**Aim**
Report, as a bare number, how many lines contain the string "color".

**Records**
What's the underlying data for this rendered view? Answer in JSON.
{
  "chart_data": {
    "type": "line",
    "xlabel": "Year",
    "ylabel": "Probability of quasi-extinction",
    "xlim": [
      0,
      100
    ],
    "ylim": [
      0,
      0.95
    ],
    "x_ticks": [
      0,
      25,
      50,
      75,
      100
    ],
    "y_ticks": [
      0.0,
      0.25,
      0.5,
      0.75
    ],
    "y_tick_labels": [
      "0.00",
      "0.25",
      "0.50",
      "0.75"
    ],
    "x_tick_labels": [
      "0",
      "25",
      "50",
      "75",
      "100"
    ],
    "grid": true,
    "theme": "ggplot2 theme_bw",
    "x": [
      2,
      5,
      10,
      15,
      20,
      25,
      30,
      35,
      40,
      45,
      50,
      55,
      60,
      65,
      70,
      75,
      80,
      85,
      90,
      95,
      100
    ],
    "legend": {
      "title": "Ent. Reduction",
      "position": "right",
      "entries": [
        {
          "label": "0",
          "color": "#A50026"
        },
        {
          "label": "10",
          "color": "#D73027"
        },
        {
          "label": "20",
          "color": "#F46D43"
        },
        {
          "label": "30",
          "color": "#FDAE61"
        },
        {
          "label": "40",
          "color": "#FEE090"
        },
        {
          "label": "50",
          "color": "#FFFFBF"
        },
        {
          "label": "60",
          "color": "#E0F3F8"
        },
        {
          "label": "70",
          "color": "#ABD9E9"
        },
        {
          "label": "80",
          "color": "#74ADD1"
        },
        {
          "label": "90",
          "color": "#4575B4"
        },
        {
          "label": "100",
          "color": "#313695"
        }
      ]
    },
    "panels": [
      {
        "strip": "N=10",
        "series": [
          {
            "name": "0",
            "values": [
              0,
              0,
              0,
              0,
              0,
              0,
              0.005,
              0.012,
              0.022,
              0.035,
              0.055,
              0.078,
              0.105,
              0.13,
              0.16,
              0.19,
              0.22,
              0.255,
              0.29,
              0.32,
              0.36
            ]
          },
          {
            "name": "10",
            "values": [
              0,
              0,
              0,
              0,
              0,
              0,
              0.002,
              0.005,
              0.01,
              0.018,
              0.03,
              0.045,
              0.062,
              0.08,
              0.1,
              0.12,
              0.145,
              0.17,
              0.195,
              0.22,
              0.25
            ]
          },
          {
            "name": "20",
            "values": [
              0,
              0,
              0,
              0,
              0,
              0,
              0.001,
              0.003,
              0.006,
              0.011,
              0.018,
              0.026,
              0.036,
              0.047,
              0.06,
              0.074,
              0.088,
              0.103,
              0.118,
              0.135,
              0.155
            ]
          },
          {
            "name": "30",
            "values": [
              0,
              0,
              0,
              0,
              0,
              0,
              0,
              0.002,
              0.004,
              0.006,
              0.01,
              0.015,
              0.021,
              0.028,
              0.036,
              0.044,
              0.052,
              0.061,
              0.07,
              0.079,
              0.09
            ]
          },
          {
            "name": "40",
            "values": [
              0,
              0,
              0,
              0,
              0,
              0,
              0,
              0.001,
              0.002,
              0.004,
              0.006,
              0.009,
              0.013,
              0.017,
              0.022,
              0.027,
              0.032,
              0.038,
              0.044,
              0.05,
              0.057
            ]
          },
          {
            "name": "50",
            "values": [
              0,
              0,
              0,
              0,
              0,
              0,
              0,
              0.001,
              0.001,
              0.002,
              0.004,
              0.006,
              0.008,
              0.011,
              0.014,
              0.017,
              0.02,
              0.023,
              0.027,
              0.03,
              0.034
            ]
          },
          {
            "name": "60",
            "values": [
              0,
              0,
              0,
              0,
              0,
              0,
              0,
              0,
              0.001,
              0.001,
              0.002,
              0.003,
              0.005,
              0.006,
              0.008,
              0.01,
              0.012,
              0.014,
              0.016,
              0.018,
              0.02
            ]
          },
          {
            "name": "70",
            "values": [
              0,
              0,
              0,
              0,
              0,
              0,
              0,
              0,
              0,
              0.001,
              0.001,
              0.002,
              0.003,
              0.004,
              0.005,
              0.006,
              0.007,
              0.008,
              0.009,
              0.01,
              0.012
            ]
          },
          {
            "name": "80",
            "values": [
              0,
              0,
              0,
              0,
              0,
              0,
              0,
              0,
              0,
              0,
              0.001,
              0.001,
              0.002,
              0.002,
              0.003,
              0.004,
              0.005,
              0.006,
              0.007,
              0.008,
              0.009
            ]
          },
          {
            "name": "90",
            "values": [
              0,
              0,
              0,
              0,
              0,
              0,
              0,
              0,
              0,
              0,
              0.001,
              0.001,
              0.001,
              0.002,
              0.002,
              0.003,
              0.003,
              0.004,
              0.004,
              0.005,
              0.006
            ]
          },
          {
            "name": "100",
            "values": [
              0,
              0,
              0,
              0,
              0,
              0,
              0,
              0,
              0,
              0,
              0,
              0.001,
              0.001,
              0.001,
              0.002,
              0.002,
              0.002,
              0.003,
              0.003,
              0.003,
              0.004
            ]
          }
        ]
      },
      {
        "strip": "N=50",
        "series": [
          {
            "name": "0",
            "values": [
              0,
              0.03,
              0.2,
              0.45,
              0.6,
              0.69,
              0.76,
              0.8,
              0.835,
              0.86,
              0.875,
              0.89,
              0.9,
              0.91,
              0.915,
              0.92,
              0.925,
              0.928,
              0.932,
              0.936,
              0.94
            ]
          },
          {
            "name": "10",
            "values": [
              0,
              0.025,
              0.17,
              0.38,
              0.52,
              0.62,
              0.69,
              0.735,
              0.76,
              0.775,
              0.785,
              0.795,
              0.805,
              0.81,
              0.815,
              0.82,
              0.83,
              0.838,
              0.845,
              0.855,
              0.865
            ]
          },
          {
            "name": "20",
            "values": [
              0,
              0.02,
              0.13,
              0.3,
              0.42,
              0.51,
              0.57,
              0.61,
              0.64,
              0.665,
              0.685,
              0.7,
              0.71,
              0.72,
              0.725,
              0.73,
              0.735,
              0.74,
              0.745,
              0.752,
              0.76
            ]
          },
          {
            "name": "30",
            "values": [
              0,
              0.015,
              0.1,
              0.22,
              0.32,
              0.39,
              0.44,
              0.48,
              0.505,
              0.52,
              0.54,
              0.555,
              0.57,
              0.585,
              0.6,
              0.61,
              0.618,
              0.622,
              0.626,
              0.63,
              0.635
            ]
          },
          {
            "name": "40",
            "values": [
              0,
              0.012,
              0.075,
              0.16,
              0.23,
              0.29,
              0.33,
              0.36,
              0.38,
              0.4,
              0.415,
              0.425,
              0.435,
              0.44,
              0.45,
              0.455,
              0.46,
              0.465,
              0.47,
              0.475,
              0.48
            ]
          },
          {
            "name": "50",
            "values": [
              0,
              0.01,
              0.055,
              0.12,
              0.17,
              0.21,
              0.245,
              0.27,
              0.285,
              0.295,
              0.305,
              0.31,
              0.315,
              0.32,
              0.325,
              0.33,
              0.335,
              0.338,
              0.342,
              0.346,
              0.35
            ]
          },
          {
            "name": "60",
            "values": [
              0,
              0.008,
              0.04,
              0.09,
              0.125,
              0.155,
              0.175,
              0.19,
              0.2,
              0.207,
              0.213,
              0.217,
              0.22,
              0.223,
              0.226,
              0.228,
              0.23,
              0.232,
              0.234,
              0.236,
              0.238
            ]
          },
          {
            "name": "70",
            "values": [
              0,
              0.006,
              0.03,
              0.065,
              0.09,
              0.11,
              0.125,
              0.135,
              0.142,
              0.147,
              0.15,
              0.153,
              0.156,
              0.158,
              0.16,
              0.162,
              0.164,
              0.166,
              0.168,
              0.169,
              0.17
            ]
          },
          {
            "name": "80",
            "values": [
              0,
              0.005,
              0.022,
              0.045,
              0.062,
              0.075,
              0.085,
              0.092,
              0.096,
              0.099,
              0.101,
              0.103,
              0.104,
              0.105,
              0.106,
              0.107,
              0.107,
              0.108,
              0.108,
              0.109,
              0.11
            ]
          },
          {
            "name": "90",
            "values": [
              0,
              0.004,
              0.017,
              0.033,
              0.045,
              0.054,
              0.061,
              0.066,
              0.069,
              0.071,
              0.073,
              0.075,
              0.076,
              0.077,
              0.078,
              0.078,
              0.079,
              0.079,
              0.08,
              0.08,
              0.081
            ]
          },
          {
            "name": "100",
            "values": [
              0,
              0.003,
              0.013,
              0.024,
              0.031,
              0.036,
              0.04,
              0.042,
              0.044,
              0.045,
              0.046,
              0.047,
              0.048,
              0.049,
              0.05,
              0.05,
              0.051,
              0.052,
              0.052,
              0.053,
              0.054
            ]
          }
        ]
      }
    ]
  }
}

**Solution to this task**
11